From the listing below, pick out each line with the word "JSON".

Start Records supplied

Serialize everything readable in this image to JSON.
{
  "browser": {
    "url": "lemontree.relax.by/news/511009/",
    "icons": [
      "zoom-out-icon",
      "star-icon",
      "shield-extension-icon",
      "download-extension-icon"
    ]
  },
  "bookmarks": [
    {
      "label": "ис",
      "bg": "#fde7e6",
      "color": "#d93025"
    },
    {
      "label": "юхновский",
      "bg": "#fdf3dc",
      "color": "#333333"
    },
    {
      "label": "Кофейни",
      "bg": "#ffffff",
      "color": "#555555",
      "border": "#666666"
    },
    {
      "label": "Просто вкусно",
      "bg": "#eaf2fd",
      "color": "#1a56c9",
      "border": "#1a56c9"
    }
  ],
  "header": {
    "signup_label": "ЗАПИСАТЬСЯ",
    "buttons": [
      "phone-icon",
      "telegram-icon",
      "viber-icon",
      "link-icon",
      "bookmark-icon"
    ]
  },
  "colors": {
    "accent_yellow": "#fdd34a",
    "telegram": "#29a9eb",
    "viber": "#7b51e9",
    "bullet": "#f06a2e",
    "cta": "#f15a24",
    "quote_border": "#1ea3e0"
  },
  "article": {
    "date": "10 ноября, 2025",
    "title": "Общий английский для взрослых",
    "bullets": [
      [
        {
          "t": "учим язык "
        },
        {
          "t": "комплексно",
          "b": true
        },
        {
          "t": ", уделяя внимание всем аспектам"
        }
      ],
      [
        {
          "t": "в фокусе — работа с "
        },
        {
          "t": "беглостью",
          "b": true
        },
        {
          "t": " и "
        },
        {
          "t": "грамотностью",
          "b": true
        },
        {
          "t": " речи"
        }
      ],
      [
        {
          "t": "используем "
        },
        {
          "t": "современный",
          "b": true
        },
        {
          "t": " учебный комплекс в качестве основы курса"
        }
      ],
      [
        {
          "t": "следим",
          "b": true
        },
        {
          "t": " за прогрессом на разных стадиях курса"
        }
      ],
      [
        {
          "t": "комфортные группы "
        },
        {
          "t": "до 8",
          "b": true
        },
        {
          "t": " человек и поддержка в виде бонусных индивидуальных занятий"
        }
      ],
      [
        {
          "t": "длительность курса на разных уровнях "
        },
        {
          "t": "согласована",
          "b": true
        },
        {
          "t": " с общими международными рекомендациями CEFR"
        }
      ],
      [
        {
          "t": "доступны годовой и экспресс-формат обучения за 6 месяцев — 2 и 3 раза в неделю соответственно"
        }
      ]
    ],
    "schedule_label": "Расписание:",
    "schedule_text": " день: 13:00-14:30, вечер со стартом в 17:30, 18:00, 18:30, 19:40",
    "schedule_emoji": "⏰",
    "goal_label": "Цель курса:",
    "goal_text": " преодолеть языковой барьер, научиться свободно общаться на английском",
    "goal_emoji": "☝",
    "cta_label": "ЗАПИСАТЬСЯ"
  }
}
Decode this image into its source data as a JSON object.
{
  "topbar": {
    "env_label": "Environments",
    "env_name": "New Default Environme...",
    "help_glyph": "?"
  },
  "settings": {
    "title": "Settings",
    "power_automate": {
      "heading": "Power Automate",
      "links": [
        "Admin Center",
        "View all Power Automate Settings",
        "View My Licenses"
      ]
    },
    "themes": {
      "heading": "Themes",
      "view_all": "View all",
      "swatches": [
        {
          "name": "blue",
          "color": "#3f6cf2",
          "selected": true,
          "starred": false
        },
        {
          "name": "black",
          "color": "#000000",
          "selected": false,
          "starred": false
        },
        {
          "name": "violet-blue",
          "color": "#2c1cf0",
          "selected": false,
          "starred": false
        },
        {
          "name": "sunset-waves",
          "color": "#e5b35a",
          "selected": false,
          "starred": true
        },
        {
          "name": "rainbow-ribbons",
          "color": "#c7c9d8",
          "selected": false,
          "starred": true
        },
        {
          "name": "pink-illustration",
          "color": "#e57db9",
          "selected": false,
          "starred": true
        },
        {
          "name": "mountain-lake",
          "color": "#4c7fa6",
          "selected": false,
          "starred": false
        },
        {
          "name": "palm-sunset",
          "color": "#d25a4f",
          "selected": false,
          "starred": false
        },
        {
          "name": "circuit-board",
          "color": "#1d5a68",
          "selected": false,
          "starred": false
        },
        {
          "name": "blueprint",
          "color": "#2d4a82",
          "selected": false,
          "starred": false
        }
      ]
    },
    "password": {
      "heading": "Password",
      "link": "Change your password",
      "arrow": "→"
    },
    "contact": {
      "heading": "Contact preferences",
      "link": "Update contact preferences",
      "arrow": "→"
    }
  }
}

End Records supplied

**Exercise result:**
Serialize everything readable in this image to JSON.
Decode this image into its source data as a JSON object.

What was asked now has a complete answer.